▶ _Supplied records_
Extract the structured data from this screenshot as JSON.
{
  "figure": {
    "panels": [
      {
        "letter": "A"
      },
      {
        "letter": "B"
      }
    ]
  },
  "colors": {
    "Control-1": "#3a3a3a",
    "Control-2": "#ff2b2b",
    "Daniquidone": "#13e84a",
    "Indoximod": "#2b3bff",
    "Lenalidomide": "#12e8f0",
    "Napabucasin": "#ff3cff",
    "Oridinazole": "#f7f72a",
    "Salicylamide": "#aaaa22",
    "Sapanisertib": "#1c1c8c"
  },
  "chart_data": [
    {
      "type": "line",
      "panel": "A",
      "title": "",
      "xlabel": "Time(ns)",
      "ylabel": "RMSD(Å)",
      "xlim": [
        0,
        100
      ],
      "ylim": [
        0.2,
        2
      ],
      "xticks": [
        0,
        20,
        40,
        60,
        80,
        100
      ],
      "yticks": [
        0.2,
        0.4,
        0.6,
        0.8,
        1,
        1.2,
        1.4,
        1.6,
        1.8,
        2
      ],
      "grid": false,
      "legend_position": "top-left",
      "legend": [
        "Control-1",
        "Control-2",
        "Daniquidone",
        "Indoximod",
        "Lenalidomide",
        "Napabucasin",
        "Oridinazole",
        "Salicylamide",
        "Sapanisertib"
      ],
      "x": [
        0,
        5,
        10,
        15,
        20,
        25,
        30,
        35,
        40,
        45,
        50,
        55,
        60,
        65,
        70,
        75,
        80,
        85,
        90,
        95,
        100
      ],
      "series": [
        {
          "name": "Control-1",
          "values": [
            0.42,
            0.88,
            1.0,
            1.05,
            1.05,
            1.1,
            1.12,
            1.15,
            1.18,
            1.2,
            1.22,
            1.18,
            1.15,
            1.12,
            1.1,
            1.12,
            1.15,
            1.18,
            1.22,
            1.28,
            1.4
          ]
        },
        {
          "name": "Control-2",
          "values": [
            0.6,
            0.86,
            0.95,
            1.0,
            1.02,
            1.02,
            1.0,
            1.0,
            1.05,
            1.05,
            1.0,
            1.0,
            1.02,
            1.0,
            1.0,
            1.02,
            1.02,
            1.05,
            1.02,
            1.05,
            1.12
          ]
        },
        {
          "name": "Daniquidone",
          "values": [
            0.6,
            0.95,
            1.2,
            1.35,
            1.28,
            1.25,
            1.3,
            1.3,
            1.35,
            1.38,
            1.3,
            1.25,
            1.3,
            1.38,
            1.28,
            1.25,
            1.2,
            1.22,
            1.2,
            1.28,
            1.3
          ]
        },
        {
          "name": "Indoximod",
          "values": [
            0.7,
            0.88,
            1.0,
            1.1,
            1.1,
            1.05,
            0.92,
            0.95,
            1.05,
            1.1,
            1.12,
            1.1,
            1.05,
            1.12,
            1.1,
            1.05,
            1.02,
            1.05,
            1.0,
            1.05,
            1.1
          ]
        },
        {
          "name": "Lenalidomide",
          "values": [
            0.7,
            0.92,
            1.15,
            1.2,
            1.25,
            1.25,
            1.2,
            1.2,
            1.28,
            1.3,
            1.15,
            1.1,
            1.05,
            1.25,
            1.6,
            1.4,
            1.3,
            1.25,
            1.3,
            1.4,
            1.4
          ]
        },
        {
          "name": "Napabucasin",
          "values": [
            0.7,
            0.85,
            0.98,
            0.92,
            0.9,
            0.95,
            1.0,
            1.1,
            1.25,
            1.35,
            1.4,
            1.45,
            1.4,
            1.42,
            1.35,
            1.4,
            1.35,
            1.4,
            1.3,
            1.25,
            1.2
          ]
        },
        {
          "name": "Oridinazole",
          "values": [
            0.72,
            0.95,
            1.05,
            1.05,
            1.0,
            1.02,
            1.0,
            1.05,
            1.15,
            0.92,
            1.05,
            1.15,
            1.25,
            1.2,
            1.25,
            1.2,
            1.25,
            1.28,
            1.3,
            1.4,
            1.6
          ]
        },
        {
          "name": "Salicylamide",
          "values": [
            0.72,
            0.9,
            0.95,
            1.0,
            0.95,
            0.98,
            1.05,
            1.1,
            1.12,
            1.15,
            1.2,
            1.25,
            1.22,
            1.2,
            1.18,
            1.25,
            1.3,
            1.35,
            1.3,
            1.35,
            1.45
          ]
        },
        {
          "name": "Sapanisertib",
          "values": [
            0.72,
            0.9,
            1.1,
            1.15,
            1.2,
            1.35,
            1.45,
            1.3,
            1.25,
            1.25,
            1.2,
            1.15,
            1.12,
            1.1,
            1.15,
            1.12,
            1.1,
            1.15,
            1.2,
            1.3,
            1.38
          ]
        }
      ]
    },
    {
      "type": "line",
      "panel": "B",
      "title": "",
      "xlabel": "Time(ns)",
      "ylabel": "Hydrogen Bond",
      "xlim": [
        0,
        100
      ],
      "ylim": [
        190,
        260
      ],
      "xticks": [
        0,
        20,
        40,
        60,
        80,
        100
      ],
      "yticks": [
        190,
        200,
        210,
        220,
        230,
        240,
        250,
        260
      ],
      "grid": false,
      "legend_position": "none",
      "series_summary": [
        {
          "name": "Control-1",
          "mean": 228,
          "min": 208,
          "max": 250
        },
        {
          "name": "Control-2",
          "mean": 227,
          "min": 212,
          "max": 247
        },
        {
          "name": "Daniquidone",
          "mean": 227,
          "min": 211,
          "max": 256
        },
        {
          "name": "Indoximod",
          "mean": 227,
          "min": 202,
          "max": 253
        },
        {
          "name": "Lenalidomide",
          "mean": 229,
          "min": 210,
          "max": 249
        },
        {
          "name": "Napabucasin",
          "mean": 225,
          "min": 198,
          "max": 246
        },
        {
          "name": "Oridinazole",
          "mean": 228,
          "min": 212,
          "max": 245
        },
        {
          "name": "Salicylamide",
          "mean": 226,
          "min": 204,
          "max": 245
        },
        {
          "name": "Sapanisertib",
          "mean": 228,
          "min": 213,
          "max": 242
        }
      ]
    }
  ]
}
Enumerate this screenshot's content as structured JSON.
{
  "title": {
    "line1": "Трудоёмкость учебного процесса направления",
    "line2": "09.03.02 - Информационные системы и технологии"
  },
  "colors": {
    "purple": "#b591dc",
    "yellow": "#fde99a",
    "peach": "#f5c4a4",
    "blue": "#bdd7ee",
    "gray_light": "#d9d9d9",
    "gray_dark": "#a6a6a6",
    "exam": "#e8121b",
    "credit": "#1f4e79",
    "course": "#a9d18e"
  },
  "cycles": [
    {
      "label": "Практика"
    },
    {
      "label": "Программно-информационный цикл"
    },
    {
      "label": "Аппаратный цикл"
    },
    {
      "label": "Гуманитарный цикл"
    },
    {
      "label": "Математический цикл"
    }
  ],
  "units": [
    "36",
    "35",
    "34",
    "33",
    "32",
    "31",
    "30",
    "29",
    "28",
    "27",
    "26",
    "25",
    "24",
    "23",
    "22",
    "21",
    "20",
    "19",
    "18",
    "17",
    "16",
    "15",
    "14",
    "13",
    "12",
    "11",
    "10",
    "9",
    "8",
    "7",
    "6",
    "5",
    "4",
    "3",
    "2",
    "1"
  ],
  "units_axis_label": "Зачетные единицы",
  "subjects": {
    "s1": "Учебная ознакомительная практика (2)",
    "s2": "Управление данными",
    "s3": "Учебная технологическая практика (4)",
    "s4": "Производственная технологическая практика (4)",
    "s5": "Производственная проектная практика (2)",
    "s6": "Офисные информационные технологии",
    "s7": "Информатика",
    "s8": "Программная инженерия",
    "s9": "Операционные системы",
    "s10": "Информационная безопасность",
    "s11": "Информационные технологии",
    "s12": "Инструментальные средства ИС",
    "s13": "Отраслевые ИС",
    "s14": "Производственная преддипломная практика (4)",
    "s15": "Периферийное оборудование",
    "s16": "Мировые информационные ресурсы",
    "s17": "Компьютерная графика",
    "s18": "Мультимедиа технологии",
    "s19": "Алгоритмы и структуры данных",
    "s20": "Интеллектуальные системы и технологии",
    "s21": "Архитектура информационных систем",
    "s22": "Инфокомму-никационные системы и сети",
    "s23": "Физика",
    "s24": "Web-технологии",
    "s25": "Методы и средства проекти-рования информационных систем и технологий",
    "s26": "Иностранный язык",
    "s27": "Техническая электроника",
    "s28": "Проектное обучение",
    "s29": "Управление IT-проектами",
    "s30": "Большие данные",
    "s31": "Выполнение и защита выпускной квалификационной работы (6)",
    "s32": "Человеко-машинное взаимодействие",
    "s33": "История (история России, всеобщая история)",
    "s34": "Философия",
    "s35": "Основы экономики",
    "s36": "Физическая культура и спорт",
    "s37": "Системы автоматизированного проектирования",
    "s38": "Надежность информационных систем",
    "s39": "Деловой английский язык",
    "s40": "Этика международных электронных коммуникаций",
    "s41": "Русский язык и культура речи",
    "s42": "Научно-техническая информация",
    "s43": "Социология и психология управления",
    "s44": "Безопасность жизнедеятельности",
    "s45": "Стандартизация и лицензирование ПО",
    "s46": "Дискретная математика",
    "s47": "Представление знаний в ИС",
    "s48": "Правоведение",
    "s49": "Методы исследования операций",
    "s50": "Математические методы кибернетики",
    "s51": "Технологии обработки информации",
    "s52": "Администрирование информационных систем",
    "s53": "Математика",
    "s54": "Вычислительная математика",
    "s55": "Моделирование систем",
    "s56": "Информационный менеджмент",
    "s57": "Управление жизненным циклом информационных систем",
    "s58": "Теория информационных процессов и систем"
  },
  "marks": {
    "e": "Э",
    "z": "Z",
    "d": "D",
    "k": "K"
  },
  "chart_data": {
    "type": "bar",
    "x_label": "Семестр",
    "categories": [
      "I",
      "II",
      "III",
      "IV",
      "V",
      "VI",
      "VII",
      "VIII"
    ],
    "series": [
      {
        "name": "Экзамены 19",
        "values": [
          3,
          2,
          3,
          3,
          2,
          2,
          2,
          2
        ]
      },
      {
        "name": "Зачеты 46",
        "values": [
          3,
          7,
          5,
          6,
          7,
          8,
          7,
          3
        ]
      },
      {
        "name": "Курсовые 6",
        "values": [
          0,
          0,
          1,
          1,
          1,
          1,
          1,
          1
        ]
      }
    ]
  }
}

▶ _Problem description_
Look above for lines with the word "Lenalidomide" and copy them all.

▶ _Result_
    "Lenalidomide": "#12e8f0",
        "Lenalidomide",
          "name": "Lenalidomide",
          "name": "Lenalidomide",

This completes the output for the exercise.